Some days it seems like 2054 can't come soon enough. Like when putting together the "strategy of the week" section for Campaign. The end result might be worth it, but getting agencies to part with their finest work is on a par with extracting a WMD from Iraq.
But these frustrations aside, the major thing you notice with most media plans and strategies is the lack of a direct marketing element. Fair enough, you might argue, the direct mail is usually planned and bought by specialist direct agencies. But surely the media agency should at least be aware that it exists?
On one of the larger campaigns featured in the section, it seemed there just had to be a direct element, even if the media planners weren't involved.
A quick call to the media planner and a firm no, there's no direct. A quick call to the DM agency and it turns out there's a significant direct campaign, closely linked to the brand campaign and timed to work on the back of it. This pathetic lack of communications could hamper a whole campaign. Especially when a bunch of agencies and a client have proudly, and publicly, declared how closely they'll be co-ordinated as a team.
This malaise seems to me to be linked to a general lack of understanding of direct mail within media agencies. Strong direct departments do not necessarily work on every campaign, yet they generally lead to some sort of knowledge of direct marketing across an agency. For years, mainstream media agencies have paid little more than lip service to the importance of direct. Dominic Mills, a previous incumbent of this column, wrote in February 2002: "Here we have a medium with a share of 13 per cent ... and it's almost as if the media buyers are pretending it doesn't exist."
Little has changed. The two media agencies (barring specialists such as WWAV Rapp Collins Media and All Response Media) taking direct seriously in 2002, Carat and MediaCom, are still the pre-eminent two in direct planning and buying. Add to that the honourable exceptions of ZenithOptimedia's Zed Media and PHD Confidential, whose launch was the hook for the Campaign piece in 2002 and a division that recently helped PHD to win the AA business, and that's about it.
Others are struggling. Forget the media man in the corner; in most media agencies it's the direct man in the corner. Even on a self-interested, greedy level, this seems strange given the increasing number of pitches requiring direct skills.

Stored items
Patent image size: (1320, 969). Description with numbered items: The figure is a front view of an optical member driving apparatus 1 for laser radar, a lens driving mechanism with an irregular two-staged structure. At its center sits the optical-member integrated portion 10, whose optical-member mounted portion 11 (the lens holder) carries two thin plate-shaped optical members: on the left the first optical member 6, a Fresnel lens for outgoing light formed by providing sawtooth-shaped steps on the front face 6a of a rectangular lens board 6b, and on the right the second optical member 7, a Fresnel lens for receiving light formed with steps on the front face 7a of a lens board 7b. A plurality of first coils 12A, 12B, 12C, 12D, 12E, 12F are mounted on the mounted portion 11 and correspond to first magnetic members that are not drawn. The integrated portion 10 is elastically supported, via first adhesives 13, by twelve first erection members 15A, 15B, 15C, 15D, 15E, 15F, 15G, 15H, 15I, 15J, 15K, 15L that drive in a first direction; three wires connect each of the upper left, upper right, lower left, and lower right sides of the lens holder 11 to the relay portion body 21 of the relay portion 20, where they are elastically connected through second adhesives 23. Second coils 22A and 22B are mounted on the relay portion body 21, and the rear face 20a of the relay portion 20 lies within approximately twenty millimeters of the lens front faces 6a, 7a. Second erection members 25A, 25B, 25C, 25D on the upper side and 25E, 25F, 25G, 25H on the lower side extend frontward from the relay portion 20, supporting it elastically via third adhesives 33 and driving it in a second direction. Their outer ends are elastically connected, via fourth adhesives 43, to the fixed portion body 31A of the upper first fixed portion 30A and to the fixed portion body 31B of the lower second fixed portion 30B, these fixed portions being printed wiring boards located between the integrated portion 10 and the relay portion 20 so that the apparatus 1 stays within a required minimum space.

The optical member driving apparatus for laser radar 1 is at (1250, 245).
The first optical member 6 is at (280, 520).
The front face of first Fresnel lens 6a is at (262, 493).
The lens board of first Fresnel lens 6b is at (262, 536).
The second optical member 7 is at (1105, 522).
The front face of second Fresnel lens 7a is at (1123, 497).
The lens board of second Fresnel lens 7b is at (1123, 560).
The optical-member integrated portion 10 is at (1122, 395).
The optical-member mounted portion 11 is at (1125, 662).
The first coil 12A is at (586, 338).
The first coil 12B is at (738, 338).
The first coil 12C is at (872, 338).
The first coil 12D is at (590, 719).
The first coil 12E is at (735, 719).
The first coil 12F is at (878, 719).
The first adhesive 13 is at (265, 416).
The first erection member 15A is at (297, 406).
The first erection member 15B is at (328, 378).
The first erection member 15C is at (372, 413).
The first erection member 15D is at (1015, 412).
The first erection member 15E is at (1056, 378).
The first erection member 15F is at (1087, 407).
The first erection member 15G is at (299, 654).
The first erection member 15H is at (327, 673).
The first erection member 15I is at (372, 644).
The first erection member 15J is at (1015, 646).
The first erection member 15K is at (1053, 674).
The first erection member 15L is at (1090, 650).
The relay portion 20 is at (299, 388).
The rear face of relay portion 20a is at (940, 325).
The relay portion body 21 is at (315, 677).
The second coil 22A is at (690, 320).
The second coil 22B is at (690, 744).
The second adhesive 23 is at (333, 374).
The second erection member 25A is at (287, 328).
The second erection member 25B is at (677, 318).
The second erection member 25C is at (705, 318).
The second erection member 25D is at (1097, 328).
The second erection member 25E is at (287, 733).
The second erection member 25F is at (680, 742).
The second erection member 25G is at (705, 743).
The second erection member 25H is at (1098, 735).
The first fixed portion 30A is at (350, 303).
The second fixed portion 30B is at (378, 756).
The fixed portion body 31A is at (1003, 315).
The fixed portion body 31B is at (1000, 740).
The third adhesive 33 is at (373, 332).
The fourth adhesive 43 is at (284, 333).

* _Assignment_: In the article on media agencies and direct marketing, which two media agencies are named as still the pre-eminent two in direct planning and buying?

* _Result below_: Carat and MediaCom.